### Description of the task
What is the count of lines in the listing below that hold the string "value"? Reply with that number alone.

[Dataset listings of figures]
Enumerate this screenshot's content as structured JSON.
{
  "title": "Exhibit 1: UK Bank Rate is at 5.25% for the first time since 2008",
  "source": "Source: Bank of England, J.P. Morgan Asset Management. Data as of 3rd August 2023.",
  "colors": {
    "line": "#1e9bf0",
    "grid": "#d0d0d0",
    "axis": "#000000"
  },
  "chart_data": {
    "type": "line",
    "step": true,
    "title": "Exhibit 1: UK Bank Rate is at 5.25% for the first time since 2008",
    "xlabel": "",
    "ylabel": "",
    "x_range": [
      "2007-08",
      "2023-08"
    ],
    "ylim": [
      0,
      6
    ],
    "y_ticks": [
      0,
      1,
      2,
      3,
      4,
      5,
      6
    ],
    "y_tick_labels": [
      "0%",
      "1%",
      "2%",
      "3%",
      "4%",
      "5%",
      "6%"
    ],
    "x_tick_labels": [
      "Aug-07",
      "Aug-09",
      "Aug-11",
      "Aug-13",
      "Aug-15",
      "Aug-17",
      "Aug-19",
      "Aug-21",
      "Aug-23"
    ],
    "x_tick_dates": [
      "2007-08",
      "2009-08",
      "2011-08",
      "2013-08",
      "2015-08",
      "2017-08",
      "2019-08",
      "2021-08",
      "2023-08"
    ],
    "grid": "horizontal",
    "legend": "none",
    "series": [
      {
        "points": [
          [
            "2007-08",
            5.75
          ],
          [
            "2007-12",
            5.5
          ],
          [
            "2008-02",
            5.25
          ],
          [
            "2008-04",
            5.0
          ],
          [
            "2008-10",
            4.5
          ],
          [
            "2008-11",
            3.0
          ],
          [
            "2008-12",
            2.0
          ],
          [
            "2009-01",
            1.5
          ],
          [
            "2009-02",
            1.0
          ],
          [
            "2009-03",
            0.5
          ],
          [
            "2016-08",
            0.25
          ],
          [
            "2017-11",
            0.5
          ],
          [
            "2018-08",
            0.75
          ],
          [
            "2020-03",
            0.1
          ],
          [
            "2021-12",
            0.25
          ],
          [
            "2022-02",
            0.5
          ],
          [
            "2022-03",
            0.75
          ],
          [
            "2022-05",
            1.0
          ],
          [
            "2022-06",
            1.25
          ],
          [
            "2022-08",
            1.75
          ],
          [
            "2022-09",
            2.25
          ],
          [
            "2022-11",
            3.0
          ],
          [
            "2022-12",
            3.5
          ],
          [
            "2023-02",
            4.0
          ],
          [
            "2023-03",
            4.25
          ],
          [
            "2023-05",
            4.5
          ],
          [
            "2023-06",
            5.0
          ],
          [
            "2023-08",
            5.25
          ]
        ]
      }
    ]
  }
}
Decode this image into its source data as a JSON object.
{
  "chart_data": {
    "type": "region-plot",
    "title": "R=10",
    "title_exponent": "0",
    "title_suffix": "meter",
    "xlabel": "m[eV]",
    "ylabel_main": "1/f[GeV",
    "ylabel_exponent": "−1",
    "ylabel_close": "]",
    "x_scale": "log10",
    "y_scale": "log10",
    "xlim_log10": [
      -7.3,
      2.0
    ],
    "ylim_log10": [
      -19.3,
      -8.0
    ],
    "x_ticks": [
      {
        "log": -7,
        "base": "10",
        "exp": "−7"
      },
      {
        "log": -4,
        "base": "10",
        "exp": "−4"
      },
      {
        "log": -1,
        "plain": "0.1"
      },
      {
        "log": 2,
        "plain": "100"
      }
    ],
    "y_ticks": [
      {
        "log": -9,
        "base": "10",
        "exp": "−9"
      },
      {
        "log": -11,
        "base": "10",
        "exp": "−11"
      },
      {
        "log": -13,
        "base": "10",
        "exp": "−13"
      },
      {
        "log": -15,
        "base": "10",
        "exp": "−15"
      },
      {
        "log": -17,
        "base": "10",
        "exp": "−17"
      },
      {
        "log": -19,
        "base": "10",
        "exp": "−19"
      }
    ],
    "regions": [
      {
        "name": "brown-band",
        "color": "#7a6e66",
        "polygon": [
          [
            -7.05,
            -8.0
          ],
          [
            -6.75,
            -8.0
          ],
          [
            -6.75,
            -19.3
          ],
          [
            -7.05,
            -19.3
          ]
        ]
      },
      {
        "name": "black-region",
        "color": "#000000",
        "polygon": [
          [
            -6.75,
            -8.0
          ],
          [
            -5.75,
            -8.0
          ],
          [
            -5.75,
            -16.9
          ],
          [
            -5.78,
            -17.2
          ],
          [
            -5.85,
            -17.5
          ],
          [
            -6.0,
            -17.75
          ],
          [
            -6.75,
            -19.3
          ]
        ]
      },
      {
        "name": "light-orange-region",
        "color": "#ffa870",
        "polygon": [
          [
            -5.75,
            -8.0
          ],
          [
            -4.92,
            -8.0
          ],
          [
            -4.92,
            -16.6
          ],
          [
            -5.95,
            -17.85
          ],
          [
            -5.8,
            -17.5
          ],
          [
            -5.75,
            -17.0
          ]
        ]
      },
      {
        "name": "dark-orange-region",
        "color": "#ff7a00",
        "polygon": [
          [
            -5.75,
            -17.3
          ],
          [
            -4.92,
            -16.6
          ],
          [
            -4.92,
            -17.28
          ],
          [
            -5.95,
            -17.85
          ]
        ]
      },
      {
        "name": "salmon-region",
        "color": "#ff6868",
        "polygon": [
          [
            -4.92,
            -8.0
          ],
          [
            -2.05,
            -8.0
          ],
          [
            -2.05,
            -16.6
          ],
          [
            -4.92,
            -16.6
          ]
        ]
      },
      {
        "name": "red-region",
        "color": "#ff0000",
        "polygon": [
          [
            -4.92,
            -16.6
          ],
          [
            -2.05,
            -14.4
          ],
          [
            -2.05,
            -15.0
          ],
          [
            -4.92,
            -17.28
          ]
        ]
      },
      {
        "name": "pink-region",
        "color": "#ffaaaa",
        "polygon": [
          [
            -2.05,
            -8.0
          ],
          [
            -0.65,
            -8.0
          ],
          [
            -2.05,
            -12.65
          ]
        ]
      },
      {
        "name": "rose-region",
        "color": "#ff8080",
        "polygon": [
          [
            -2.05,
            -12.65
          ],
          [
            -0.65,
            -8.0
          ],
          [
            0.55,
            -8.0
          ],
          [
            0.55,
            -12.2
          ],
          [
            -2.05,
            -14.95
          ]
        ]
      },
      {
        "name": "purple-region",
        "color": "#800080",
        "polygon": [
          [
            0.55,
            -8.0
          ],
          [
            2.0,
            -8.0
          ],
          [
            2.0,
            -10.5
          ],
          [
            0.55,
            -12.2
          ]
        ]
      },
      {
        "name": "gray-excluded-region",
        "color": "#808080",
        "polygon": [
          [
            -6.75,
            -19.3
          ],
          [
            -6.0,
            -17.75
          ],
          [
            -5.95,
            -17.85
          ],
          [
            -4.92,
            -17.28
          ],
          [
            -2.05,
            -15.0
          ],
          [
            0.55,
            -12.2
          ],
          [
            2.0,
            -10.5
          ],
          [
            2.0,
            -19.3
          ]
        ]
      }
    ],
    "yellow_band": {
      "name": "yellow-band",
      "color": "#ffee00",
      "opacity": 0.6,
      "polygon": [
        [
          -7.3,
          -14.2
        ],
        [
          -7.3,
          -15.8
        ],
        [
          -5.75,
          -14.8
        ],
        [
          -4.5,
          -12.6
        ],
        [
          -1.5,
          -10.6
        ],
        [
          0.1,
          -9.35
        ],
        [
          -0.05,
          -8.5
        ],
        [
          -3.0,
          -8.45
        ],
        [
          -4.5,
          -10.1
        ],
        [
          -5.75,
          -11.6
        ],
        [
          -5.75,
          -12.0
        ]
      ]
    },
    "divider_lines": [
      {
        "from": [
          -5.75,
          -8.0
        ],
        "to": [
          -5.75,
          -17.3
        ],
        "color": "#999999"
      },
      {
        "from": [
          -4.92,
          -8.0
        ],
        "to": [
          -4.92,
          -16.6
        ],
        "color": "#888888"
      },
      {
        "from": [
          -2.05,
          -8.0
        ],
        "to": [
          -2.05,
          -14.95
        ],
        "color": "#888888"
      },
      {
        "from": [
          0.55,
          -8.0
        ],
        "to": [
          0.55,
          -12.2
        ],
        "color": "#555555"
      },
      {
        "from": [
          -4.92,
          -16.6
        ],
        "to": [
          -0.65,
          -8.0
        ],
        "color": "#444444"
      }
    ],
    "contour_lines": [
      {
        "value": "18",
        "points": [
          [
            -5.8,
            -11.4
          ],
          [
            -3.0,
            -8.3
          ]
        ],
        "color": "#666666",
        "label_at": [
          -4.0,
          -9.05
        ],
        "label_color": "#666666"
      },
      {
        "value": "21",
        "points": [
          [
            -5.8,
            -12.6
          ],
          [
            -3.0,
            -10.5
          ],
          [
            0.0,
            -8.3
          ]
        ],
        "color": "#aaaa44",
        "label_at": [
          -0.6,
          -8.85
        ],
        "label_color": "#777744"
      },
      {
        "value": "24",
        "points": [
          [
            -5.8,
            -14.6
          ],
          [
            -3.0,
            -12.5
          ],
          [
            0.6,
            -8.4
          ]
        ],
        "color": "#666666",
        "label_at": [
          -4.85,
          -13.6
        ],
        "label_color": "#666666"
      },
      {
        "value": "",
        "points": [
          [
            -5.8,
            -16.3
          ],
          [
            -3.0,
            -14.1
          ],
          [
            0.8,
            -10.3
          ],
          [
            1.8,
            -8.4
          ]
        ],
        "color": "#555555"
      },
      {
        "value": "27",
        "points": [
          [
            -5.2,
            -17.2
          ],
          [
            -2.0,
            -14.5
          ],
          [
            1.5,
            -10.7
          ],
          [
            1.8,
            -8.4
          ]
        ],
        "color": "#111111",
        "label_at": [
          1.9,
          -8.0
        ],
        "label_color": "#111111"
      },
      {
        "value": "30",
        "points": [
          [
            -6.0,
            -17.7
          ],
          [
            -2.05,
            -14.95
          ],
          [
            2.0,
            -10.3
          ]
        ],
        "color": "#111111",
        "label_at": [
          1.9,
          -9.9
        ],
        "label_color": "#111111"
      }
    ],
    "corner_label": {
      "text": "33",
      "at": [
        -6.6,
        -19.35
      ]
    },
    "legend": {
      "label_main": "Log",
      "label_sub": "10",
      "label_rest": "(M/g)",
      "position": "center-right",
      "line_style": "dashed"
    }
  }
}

### The response
6